:: Exercise materials ::
## start
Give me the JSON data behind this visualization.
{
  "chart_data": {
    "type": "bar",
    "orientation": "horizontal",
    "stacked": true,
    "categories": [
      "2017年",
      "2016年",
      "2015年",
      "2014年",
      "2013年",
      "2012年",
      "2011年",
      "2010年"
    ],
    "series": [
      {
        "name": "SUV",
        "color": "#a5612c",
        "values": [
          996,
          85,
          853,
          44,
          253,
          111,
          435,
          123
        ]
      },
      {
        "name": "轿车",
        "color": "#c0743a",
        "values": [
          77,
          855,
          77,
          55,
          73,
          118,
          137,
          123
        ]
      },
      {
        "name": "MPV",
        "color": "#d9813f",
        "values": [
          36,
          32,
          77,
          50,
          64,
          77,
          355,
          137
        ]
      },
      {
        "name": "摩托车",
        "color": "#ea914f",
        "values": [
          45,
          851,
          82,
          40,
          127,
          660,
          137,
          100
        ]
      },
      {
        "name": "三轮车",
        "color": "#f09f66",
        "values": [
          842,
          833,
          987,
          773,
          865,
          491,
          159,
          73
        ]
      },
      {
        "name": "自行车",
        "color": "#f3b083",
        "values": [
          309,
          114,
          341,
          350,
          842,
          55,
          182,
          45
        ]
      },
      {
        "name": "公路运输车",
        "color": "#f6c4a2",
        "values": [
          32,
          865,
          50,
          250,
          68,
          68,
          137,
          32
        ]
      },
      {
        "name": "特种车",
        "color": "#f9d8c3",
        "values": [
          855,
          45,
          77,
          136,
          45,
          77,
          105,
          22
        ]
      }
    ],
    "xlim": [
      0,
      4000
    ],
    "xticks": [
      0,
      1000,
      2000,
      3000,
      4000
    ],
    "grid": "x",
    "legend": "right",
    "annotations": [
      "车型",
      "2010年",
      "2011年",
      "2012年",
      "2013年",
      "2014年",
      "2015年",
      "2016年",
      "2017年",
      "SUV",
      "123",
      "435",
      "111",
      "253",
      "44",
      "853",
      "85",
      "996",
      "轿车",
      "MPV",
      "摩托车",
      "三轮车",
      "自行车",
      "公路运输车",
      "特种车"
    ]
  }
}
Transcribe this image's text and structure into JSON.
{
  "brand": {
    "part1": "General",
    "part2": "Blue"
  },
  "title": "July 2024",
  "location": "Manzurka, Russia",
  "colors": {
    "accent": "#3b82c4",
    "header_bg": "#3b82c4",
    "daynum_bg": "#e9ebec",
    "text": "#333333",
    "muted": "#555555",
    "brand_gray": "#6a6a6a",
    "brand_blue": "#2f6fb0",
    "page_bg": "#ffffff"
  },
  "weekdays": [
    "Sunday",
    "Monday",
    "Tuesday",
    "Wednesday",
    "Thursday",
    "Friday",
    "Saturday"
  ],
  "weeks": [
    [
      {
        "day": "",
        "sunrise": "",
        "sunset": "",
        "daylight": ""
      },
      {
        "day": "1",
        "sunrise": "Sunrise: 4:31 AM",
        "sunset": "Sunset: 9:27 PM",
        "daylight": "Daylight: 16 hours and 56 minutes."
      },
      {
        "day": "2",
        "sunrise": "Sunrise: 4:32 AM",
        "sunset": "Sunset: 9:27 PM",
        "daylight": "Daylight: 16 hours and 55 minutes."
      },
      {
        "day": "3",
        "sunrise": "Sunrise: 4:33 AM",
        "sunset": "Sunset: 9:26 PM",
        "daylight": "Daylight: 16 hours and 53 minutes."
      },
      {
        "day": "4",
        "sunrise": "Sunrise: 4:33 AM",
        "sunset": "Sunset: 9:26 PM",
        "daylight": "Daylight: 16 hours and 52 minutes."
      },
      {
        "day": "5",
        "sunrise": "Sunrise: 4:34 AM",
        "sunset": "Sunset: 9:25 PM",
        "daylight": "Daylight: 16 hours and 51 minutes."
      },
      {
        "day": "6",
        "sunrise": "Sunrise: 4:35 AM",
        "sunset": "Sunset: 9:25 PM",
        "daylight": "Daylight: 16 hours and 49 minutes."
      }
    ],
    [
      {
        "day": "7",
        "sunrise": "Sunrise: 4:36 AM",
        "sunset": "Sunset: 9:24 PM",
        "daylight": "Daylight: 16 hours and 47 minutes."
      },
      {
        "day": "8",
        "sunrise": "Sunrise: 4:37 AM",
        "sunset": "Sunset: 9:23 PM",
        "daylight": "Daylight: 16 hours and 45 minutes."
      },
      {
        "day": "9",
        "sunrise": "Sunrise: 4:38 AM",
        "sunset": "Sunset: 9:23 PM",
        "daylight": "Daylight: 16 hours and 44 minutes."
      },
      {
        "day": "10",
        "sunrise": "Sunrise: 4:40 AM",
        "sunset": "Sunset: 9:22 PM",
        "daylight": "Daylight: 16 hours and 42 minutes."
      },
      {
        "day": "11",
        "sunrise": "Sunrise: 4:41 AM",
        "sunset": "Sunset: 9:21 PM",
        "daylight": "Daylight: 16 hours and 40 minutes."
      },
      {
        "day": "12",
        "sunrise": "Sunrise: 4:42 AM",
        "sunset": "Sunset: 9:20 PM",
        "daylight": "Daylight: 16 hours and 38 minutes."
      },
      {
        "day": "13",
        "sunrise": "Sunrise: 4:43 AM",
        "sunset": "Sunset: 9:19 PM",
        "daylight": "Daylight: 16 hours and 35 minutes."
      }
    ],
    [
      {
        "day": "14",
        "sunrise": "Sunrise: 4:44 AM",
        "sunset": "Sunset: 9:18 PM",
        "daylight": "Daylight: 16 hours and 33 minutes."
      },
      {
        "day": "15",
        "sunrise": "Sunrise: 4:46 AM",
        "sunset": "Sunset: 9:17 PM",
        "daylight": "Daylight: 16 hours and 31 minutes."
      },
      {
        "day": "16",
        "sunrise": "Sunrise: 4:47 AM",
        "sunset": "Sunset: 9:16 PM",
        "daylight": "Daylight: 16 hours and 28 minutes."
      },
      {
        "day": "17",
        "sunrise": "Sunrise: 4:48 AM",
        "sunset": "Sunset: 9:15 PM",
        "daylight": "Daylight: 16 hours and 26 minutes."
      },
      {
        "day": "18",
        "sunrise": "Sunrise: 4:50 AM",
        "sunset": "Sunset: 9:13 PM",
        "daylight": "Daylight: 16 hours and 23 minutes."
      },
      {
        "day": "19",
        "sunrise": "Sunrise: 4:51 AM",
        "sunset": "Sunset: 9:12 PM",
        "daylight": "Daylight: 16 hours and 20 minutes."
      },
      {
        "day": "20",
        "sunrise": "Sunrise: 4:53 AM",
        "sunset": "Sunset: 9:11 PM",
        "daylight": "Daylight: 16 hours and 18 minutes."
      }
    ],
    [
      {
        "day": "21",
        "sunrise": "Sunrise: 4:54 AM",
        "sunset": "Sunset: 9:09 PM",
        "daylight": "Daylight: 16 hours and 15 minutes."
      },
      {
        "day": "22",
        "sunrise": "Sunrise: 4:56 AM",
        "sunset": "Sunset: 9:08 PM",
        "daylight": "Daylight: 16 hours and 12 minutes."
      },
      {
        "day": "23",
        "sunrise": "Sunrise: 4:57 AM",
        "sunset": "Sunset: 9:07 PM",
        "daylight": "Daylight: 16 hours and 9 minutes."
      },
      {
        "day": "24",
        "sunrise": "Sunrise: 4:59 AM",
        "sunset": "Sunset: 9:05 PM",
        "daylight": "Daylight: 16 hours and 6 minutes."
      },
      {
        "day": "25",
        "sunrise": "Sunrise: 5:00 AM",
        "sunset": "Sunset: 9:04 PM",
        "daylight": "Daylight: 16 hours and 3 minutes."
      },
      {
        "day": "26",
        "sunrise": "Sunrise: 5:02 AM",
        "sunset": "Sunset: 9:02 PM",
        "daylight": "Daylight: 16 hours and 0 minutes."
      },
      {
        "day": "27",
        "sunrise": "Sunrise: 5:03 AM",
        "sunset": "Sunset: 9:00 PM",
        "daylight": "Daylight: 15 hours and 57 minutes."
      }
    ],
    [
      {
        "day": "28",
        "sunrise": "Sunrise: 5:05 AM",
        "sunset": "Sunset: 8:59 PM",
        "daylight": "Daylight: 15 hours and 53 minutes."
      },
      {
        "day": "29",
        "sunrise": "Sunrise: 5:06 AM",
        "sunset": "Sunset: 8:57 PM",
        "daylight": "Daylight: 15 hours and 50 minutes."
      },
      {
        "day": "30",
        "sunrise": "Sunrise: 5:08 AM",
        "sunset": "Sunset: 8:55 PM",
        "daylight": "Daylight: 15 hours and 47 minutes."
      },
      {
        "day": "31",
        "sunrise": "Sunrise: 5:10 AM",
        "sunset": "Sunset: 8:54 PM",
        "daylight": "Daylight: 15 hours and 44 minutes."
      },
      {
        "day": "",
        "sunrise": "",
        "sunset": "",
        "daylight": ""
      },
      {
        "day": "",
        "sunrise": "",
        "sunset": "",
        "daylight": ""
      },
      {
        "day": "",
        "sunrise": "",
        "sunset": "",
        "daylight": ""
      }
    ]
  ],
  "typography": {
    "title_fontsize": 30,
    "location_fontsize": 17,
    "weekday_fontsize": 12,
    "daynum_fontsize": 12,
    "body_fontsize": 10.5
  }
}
## end
:: Instructions to follow ::
Gather, from the listing above, every line carrying the word "name".

:: Task response ::
        "name": "SUV",
        "name": "轿车",
        "name": "MPV",
        "name": "摩托车",
        "name": "三轮车",
        "name": "自行车",
        "name": "公路运输车",
        "name": "特种车",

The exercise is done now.